TASK DETAILS >>
Wherever a line below holds the word "Brands", copy that line.

EXTRACTED MATERIAL >>
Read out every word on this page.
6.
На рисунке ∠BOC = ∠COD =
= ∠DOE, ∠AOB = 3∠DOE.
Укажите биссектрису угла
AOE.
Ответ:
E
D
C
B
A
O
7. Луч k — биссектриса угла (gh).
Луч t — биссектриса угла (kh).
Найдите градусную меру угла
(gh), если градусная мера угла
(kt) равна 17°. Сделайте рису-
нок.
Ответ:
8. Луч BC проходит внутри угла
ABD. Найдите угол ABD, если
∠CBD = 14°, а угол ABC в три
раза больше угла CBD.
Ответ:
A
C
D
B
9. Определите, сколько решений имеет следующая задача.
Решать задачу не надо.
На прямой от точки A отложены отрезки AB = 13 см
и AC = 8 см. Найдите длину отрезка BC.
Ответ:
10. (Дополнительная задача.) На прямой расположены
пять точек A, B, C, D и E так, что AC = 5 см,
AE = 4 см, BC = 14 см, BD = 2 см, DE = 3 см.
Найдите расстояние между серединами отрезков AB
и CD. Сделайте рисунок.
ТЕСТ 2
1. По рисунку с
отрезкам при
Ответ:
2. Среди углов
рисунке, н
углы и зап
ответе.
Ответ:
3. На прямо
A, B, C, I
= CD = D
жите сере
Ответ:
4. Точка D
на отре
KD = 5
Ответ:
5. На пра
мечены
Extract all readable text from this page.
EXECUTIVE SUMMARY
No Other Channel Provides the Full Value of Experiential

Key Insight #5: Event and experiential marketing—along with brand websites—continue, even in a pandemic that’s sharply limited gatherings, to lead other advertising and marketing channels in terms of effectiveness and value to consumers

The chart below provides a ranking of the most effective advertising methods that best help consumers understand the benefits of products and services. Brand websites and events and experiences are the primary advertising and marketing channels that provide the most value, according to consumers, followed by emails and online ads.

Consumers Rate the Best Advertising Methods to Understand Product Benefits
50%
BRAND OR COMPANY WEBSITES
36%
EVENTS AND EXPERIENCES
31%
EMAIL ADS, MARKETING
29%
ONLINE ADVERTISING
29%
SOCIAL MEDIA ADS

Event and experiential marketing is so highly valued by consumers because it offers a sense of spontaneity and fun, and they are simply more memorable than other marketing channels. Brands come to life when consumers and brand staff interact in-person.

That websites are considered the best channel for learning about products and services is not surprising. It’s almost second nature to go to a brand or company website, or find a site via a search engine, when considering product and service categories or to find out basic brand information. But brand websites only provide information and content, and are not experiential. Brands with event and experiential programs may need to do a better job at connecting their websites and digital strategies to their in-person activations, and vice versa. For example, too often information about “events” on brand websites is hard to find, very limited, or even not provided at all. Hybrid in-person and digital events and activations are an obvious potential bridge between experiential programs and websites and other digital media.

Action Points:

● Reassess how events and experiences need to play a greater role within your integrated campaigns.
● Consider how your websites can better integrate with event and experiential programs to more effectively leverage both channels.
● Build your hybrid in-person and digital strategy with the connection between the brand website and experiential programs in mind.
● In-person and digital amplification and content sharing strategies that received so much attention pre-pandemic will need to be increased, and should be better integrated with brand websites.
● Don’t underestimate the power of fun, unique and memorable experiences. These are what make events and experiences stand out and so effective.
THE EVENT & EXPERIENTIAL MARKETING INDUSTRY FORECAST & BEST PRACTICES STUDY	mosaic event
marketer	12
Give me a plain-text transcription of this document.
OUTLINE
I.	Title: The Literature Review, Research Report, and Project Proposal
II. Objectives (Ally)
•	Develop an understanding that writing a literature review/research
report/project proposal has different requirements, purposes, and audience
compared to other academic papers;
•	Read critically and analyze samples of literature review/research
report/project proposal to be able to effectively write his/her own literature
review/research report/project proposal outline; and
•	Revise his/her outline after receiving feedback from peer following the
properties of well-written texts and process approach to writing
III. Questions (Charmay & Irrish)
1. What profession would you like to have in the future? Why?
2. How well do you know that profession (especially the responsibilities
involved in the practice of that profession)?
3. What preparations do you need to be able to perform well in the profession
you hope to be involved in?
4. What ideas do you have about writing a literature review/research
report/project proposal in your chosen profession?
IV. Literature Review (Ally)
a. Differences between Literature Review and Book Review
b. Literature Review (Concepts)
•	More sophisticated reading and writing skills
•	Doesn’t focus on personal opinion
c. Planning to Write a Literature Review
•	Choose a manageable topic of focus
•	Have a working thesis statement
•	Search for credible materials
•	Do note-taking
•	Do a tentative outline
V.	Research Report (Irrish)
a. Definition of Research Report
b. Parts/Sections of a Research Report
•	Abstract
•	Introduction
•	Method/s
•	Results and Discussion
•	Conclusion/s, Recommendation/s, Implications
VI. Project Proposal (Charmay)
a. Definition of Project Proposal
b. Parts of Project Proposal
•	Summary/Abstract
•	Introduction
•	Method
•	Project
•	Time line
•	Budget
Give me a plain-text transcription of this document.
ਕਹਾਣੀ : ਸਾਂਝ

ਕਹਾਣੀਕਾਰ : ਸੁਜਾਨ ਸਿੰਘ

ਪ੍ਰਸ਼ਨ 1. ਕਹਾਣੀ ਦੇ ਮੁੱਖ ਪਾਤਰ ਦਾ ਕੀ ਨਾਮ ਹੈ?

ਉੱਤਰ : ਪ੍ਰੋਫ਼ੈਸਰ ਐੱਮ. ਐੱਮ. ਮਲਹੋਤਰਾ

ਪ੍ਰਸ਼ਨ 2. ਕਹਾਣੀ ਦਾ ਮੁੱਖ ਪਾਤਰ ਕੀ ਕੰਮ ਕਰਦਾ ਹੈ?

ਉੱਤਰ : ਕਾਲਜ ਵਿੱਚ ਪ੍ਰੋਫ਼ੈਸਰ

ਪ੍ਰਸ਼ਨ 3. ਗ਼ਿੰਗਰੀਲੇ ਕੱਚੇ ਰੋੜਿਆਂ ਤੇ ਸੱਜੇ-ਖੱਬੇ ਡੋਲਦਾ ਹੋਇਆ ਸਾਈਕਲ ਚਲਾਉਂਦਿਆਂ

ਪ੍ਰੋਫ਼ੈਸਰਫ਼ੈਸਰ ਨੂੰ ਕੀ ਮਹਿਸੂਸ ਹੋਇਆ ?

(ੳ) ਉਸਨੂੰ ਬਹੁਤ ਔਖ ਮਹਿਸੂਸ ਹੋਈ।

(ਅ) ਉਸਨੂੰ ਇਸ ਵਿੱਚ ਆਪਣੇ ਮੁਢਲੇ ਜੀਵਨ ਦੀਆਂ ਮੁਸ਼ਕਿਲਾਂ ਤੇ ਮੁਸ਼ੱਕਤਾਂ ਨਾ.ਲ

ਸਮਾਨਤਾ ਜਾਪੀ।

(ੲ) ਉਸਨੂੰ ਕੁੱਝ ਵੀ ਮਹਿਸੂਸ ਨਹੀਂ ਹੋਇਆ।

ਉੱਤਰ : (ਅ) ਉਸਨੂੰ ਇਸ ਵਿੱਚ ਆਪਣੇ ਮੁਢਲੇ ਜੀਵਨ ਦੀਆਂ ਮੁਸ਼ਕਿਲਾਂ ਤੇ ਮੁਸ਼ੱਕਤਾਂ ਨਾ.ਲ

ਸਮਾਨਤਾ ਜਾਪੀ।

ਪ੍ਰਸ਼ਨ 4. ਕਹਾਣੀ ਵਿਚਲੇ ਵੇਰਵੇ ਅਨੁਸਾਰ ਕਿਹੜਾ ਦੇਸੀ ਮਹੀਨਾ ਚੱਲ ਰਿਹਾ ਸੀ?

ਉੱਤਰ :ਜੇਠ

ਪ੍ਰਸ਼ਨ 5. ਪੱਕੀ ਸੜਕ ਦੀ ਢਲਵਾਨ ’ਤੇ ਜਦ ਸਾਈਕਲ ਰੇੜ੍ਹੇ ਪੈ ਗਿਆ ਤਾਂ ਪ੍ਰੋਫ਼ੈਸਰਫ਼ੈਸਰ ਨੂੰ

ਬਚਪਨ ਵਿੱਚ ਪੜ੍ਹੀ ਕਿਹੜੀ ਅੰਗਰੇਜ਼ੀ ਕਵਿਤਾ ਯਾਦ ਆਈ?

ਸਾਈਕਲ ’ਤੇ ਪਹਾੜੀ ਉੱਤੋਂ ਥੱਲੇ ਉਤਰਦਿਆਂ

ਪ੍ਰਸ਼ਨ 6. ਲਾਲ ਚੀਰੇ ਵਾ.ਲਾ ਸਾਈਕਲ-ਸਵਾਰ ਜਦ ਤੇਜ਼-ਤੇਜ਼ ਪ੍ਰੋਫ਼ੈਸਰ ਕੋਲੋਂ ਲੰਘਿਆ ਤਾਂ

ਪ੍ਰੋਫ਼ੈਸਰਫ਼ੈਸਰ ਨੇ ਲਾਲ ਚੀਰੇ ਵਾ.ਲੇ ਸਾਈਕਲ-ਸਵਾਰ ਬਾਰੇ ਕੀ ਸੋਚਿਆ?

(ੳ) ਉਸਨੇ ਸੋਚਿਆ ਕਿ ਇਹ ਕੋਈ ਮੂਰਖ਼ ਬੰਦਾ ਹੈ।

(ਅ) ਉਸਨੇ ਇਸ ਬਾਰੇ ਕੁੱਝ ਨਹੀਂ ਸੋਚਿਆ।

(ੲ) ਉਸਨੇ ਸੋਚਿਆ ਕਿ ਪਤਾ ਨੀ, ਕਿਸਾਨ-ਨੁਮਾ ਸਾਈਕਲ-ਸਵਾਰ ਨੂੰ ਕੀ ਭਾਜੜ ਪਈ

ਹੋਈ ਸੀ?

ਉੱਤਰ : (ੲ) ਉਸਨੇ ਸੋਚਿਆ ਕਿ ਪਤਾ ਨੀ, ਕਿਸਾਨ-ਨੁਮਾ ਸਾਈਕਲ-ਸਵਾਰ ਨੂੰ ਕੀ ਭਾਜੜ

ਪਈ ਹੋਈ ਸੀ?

TASK SOLUTION >>
Event and experiential marketing is so highly valued by consumers because it offers a sense of spontaneity and fun, and they are simply more memorable than other marketing channels. Brands come to life when consumers and brand staff interact in-person.
That websites are considered the best channel for learning about products and services is not surprising. It’s almost second nature to go to a brand or company website, or find a site via a search engine, when considering product and service categories or to find out basic brand information. But brand websites only provide information and content, and are not experiential. Brands with event and experiential programs may need to do a better job at connecting their websites and digital strategies to their in-person activations, and vice versa. For example, too often information about “events” on brand websites is hard to find, very limited, or even not provided at all. Hybrid in-person and digital events and activations are an obvious potential bridge between experiential programs and websites and other digital media.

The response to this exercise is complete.